- **Do this**
Reproduce the listing below without any change.
___ Entries supplied ___
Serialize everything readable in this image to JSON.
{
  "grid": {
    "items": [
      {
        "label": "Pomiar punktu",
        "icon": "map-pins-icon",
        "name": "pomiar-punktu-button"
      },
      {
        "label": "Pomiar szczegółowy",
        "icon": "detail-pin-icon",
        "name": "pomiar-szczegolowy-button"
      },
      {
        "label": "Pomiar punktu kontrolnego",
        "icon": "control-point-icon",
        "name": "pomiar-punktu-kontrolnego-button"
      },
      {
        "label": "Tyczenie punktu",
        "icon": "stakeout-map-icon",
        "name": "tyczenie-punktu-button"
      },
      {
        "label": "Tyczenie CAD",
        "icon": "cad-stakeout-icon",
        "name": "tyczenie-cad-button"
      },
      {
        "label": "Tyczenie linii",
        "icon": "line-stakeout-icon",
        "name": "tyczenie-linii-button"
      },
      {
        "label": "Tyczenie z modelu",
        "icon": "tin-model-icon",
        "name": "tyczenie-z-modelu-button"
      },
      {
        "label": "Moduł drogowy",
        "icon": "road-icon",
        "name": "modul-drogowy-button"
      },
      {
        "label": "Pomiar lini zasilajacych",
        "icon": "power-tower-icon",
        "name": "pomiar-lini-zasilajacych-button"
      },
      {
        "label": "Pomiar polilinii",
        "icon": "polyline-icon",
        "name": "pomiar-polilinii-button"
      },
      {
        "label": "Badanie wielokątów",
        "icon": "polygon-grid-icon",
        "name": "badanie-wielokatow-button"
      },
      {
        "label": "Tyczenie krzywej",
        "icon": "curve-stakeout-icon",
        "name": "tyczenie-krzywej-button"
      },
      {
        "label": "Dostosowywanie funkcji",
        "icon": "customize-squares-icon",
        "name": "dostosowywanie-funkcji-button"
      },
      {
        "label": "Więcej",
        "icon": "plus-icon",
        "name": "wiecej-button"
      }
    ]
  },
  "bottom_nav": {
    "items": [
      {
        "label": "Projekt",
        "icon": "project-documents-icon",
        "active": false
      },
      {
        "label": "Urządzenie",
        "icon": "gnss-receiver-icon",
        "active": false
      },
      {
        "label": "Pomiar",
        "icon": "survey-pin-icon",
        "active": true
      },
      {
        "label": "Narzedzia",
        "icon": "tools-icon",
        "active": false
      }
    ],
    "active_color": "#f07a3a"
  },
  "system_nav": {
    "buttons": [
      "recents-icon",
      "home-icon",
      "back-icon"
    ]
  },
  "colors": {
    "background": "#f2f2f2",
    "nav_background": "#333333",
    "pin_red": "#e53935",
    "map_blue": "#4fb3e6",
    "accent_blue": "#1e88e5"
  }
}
___
- **Response below**
Serialize everything readable in this image to JSON.
{
  "grid": {
    "items": [
      {
        "label": "Pomiar punktu",
        "icon": "map-pins-icon",
        "name": "pomiar-punktu-button"
      },
      {
        "label": "Pomiar szczegółowy",
        "icon": "detail-pin-icon",
        "name": "pomiar-szczegolowy-button"
      },
      {
        "label": "Pomiar punktu kontrolnego",
        "icon": "control-point-icon",
        "name": "pomiar-punktu-kontrolnego-button"
      },
      {
        "label": "Tyczenie punktu",
        "icon": "stakeout-map-icon",
        "name": "tyczenie-punktu-button"
      },
      {
        "label": "Tyczenie CAD",
        "icon": "cad-stakeout-icon",
        "name": "tyczenie-cad-button"
      },
      {
        "label": "Tyczenie linii",
        "icon": "line-stakeout-icon",
        "name": "tyczenie-linii-button"
      },
      {
        "label": "Tyczenie z modelu",
        "icon": "tin-model-icon",
        "name": "tyczenie-z-modelu-button"
      },
      {
        "label": "Moduł drogowy",
        "icon": "road-icon",
        "name": "modul-drogowy-button"
      },
      {
        "label": "Pomiar lini zasilajacych",
        "icon": "power-tower-icon",
        "name": "pomiar-lini-zasilajacych-button"
      },
      {
        "label": "Pomiar polilinii",
        "icon": "polyline-icon",
        "name": "pomiar-polilinii-button"
      },
      {
        "label": "Badanie wielokątów",
        "icon": "polygon-grid-icon",
        "name": "badanie-wielokatow-button"
      },
      {
        "label": "Tyczenie krzywej",
        "icon": "curve-stakeout-icon",
        "name": "tyczenie-krzywej-button"
      },
      {
        "label": "Dostosowywanie funkcji",
        "icon": "customize-squares-icon",
        "name": "dostosowywanie-funkcji-button"
      },
      {
        "label": "Więcej",
        "icon": "plus-icon",
        "name": "wiecej-button"
      }
    ]
  },
  "bottom_nav": {
    "items": [
      {
        "label": "Projekt",
        "icon": "project-documents-icon",
        "active": false
      },
      {
        "label": "Urządzenie",
        "icon": "gnss-receiver-icon",
        "active": false
      },
      {
        "label": "Pomiar",
        "icon": "survey-pin-icon",
        "active": true
      },
      {
        "label": "Narzedzia",
        "icon": "tools-icon",
        "active": false
      }
    ],
    "active_color": "#f07a3a"
  },
  "system_nav": {
    "buttons": [
      "recents-icon",
      "home-icon",
      "back-icon"
    ]
  },
  "colors": {
    "background": "#f2f2f2",
    "nav_background": "#333333",
    "pin_red": "#e53935",
    "map_blue": "#4fb3e6",
    "accent_blue": "#1e88e5"
  }
}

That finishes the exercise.